- [REQUEST] From the listing below, extract each entry exactly as written, minus the images.

- [RECORDS SHOWN]
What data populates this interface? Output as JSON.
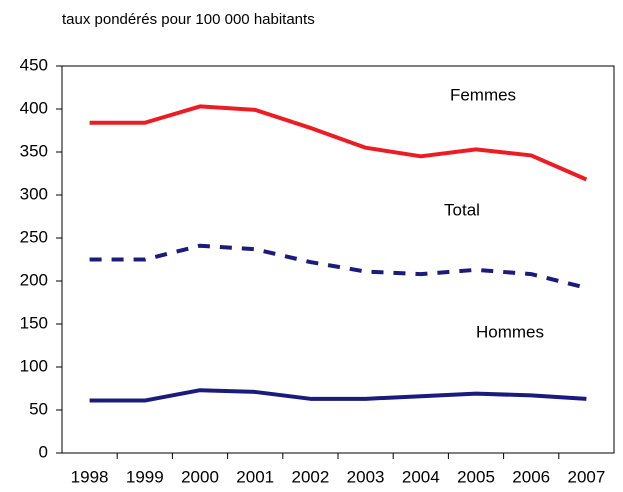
{
  "chart_data": {
    "type": "line",
    "title": "taux pondérés pour 100 000 habitants",
    "categories": [
      "1998",
      "1999",
      "2000",
      "2001",
      "2002",
      "2003",
      "2004",
      "2005",
      "2006",
      "2007"
    ],
    "series": [
      {
        "name": "Femmes",
        "color": "#ed1c24",
        "dashed": false,
        "values": [
          384,
          384,
          403,
          399,
          378,
          355,
          345,
          353,
          346,
          318
        ]
      },
      {
        "name": "Total",
        "color": "#1b1b7d",
        "dashed": true,
        "values": [
          225,
          225,
          241,
          237,
          222,
          211,
          208,
          213,
          208,
          192
        ]
      },
      {
        "name": "Hommes",
        "color": "#1b1b7d",
        "dashed": false,
        "values": [
          61,
          61,
          73,
          71,
          63,
          63,
          66,
          69,
          67,
          63
        ]
      }
    ],
    "ylim": [
      0,
      450
    ],
    "yticks": [
      0,
      50,
      100,
      150,
      200,
      250,
      300,
      350,
      400,
      450
    ],
    "grid": false
  }
}
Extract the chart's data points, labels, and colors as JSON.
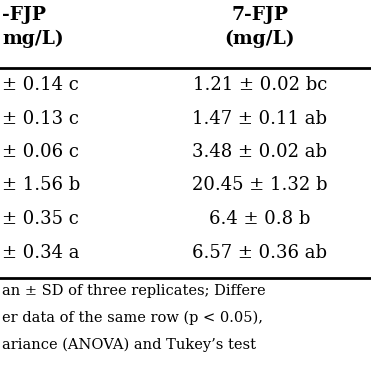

- [THE SOLUTION]
What data populates this interface? Output as JSON.
{
  "chart_data": {
    "type": "line",
    "title": "taux pondérés pour 100 000 habitants",
    "categories": [
      "1998",
      "1999",
      "2000",
      "2001",
      "2002",
      "2003",
      "2004",
      "2005",
      "2006",
      "2007"
    ],
    "series": [
      {
        "name": "Femmes",
        "color": "#ed1c24",
        "dashed": false,
        "values": [
          384,
          384,
          403,
          399,
          378,
          355,
          345,
          353,
          346,
          318
        ]
      },
      {
        "name": "Total",
        "color": "#1b1b7d",
        "dashed": true,
        "values": [
          225,
          225,
          241,
          237,
          222,
          211,
          208,
          213,
          208,
          192
        ]
      },
      {
        "name": "Hommes",
        "color": "#1b1b7d",
        "dashed": false,
        "values": [
          61,
          61,
          73,
          71,
          63,
          63,
          66,
          69,
          67,
          63
        ]
      }
    ],
    "ylim": [
      0,
      450
    ],
    "yticks": [
      0,
      50,
      100,
      150,
      200,
      250,
      300,
      350,
      400,
      450
    ],
    "grid": false
  }
}
Extract the chart's data points, labels, and colors as JSON.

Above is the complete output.